DIRECTIVE »
Gather every line of the entries that includes the word "الاعتماد".

[Data extracted from a collection]
[START]

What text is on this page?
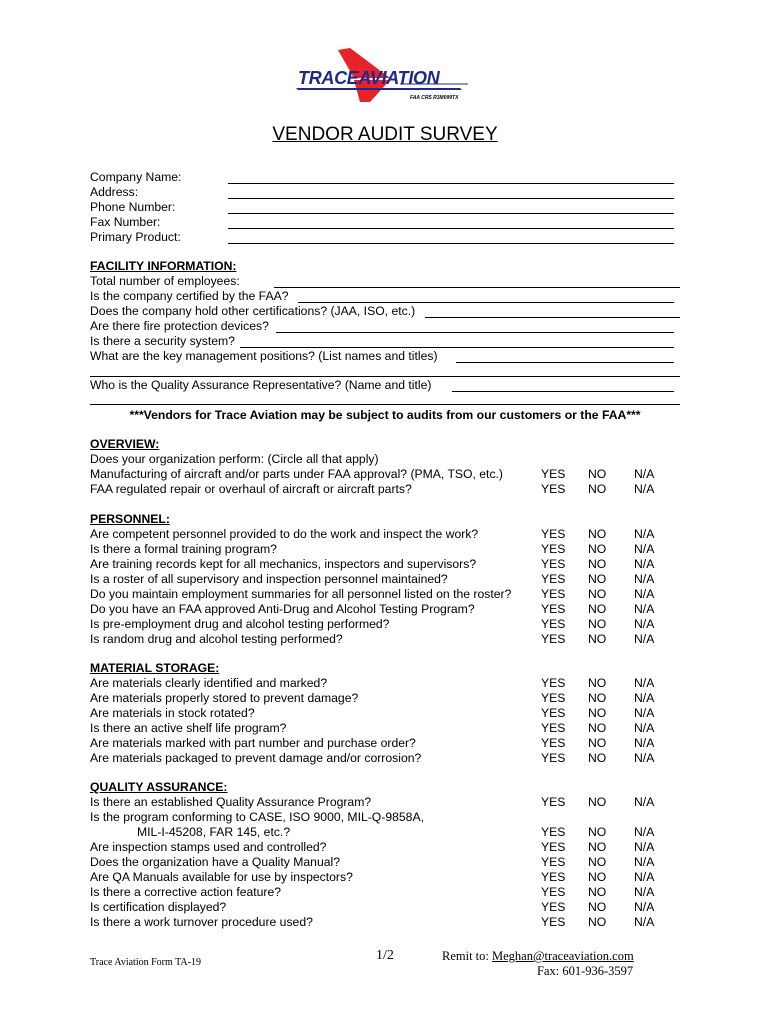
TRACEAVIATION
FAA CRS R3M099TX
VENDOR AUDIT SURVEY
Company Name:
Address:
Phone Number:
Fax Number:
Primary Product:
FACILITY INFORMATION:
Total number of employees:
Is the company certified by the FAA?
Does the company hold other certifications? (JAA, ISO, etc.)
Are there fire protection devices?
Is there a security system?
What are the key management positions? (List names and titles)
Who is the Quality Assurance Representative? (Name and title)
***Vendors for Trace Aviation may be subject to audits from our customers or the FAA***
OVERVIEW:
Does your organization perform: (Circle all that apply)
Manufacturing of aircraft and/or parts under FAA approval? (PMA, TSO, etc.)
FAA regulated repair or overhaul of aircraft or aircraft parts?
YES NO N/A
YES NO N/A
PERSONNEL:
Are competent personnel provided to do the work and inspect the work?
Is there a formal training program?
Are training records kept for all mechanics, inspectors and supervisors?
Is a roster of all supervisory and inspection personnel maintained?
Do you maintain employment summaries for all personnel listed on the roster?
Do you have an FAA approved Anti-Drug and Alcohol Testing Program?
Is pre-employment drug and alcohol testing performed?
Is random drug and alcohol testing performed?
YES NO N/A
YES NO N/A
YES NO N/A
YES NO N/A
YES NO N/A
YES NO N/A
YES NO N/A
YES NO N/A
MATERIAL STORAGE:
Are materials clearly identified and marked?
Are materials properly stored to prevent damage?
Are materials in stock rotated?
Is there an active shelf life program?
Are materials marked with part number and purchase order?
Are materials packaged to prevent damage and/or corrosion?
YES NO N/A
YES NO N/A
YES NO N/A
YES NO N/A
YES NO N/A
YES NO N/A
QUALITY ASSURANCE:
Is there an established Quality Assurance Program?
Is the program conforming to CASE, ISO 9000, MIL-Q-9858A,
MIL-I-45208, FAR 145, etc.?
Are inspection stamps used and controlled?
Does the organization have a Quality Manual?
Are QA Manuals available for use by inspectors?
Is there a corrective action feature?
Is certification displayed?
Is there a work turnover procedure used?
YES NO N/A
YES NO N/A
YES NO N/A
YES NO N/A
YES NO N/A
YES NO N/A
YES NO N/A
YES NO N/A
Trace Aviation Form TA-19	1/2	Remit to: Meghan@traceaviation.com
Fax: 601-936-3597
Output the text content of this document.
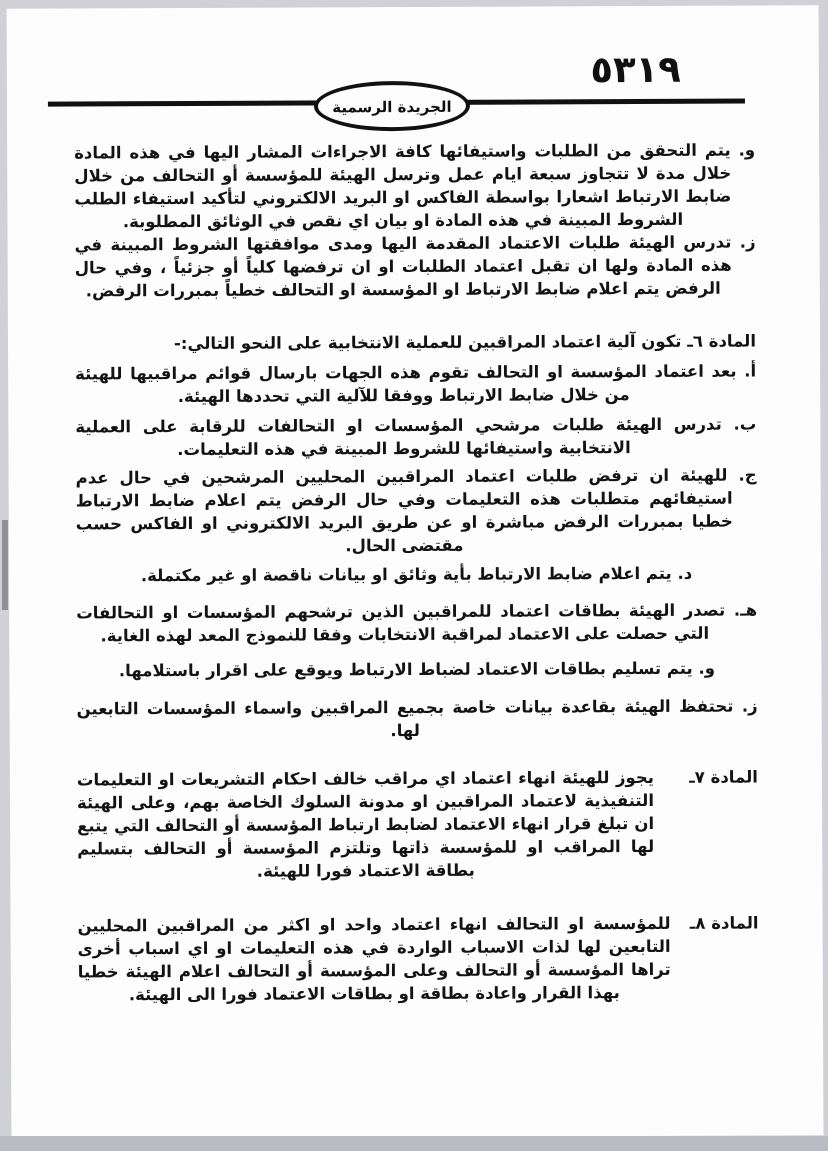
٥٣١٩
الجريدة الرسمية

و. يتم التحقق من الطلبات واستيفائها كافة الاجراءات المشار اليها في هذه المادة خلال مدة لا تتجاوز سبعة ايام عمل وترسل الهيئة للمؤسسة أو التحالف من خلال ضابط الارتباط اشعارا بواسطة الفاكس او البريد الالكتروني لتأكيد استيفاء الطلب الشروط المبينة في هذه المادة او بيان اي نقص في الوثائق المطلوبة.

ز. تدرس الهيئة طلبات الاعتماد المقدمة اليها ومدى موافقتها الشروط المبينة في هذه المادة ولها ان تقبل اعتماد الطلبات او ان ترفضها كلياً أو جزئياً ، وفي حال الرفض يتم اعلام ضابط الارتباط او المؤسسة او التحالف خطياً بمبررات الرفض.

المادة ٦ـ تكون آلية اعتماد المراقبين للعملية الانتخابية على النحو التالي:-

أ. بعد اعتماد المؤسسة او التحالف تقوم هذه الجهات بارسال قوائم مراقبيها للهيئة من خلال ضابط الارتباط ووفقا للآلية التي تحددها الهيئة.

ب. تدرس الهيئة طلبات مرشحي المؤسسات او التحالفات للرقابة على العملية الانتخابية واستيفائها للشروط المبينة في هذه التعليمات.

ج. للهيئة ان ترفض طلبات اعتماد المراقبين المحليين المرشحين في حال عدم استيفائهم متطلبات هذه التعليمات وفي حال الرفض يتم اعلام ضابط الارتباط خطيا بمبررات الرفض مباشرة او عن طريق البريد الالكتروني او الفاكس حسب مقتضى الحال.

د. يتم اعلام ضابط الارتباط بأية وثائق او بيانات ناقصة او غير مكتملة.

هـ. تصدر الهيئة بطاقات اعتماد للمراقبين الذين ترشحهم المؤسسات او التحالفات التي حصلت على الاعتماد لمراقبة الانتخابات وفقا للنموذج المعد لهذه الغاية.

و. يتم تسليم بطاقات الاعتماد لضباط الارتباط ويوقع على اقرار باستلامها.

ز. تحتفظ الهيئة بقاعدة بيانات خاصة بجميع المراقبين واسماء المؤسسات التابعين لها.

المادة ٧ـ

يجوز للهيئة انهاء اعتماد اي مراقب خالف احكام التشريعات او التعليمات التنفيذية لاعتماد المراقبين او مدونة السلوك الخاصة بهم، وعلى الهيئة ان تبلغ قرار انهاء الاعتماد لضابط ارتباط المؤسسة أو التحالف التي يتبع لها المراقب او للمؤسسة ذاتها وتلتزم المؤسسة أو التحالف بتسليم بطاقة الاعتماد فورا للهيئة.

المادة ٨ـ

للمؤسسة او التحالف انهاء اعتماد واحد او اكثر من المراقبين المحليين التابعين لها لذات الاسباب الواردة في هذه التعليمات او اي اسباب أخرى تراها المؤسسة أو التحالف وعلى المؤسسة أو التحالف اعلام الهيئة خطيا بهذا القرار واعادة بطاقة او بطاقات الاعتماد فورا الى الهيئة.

[END]

TASK RESULT »
ز. تدرس الهيئة طلبات الاعتماد المقدمة اليها ومدى موافقتها الشروط المبينة في هذه المادة ولها ان تقبل اعتماد الطلبات او ان ترفضها كلياً أو جزئياً ، وفي حال الرفض يتم اعلام ضابط الارتباط او المؤسسة او التحالف خطياً بمبررات الرفض.
هـ. تصدر الهيئة بطاقات اعتماد للمراقبين الذين ترشحهم المؤسسات او التحالفات التي حصلت على الاعتماد لمراقبة الانتخابات وفقا للنموذج المعد لهذه الغاية.
و. يتم تسليم بطاقات الاعتماد لضباط الارتباط ويوقع على اقرار باستلامها.
يجوز للهيئة انهاء اعتماد اي مراقب خالف احكام التشريعات او التعليمات التنفيذية لاعتماد المراقبين او مدونة السلوك الخاصة بهم، وعلى الهيئة ان تبلغ قرار انهاء الاعتماد لضابط ارتباط المؤسسة أو التحالف التي يتبع لها المراقب او للمؤسسة ذاتها وتلتزم المؤسسة أو التحالف بتسليم بطاقة الاعتماد فورا للهيئة.
للمؤسسة او التحالف انهاء اعتماد واحد او اكثر من المراقبين المحليين التابعين لها لذات الاسباب الواردة في هذه التعليمات او اي اسباب أخرى تراها المؤسسة أو التحالف وعلى المؤسسة أو التحالف اعلام الهيئة خطيا بهذا القرار واعادة بطاقة او بطاقات الاعتماد فورا الى الهيئة.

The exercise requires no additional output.